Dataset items
--- START ---
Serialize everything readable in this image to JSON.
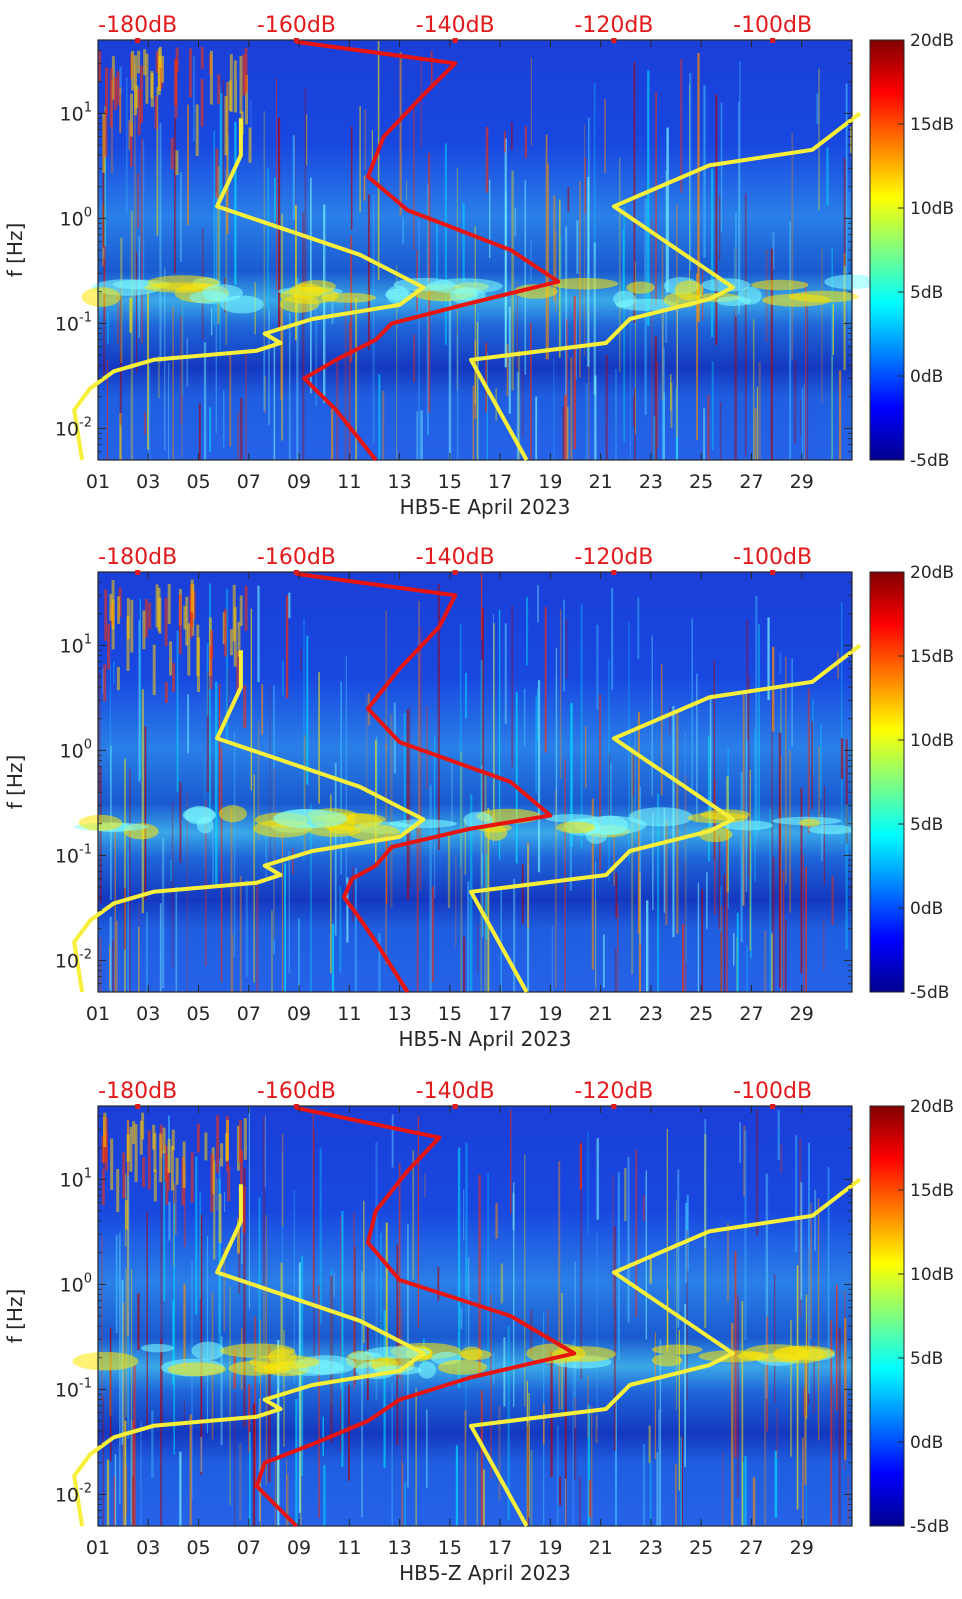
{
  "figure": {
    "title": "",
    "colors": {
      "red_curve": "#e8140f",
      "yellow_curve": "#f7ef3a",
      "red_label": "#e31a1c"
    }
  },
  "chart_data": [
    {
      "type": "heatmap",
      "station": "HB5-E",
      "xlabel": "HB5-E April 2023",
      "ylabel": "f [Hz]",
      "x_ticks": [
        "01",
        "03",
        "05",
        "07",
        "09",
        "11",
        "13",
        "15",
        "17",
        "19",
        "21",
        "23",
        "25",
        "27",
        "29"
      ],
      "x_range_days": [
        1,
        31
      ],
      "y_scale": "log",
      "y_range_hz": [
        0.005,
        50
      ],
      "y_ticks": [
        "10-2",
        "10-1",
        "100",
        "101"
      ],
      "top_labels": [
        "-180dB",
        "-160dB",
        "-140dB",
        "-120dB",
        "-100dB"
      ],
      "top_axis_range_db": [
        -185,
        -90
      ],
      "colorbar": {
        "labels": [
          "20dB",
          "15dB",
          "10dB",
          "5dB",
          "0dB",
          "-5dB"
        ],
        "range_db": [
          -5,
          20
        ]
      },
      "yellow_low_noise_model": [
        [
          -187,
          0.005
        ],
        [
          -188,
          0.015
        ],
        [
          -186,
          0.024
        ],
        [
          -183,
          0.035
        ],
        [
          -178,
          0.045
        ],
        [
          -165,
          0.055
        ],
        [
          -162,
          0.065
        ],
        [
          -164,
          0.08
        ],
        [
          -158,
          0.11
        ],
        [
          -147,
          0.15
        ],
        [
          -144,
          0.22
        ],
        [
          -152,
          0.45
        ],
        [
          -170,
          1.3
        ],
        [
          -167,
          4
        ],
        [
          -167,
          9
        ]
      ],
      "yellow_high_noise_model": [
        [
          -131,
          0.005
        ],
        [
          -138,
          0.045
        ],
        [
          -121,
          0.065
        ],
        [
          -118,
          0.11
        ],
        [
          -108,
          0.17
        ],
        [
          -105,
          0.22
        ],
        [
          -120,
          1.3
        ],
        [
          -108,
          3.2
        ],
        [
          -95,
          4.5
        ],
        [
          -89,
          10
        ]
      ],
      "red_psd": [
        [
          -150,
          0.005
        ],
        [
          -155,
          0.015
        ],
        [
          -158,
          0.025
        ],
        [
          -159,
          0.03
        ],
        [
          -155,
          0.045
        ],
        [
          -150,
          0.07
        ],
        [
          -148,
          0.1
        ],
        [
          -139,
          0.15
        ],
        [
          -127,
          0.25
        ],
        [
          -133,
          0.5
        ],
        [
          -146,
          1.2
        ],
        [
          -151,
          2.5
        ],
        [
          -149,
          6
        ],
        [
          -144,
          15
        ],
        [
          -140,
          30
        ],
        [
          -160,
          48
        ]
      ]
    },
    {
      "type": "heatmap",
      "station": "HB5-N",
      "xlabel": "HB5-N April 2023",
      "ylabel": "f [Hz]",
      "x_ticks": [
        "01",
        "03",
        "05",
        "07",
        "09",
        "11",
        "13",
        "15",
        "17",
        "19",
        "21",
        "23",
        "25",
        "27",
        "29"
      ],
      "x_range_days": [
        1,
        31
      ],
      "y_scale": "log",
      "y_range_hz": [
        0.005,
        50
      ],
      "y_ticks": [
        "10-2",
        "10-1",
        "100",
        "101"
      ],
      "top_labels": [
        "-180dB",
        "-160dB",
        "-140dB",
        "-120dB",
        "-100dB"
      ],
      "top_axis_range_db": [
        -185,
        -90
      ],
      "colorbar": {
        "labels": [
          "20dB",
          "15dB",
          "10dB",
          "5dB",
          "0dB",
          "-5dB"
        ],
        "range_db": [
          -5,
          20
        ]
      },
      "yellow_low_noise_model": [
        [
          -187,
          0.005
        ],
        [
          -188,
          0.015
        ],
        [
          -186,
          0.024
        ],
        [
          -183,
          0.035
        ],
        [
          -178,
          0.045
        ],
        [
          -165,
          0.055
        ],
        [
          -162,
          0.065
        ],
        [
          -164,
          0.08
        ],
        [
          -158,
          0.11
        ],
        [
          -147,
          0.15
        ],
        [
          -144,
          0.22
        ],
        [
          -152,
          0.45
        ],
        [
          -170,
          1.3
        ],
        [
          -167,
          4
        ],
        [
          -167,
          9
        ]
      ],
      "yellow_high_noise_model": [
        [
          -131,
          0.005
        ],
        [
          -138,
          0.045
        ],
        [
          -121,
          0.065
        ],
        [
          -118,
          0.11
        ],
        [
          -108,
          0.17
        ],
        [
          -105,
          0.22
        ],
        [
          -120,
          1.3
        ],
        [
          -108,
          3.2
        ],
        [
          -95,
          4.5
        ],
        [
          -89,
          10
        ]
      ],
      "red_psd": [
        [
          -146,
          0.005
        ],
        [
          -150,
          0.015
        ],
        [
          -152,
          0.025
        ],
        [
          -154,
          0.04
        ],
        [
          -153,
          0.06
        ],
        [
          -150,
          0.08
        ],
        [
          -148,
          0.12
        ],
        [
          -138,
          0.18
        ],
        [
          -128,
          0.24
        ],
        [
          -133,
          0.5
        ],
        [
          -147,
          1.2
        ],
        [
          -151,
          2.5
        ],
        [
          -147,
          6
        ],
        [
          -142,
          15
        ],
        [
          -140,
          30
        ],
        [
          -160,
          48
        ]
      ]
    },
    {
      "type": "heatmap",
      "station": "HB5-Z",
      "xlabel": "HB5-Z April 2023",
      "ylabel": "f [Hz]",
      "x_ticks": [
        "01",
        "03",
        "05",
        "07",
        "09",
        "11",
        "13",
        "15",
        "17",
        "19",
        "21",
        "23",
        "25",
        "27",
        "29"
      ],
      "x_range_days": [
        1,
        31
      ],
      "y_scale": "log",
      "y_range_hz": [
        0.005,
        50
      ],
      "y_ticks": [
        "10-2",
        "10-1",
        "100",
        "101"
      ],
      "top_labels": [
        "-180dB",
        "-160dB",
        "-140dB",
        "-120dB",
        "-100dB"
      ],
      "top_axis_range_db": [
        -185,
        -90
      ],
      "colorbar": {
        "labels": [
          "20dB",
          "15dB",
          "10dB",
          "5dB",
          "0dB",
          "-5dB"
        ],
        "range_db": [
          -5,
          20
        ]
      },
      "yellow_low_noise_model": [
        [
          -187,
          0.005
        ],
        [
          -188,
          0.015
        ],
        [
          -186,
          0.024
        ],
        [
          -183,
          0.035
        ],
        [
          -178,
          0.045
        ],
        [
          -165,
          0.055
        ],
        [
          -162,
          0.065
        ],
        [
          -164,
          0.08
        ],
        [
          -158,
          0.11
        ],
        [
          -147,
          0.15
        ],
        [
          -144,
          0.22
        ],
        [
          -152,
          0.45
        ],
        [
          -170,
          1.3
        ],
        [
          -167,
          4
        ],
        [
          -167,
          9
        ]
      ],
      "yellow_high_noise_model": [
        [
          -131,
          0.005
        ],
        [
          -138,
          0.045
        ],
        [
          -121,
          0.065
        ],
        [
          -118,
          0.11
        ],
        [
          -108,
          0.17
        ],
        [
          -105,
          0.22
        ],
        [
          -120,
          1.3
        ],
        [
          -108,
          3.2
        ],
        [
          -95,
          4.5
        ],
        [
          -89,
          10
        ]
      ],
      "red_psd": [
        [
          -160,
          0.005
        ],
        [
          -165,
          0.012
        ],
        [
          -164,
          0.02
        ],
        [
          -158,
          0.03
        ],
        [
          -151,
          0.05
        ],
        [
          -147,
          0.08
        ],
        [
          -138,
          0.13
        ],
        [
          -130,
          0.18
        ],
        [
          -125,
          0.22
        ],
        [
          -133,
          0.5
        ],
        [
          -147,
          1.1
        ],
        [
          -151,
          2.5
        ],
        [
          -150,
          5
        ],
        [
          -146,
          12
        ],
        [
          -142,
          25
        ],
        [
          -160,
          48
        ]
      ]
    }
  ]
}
--- END ---
STATED GOAL:
Where a line in the entries holds the word "xlabel", copy that line.

REPLY:
      "xlabel": "HB5-E April 2023",
      "xlabel": "HB5-N April 2023",
      "xlabel": "HB5-Z April 2023",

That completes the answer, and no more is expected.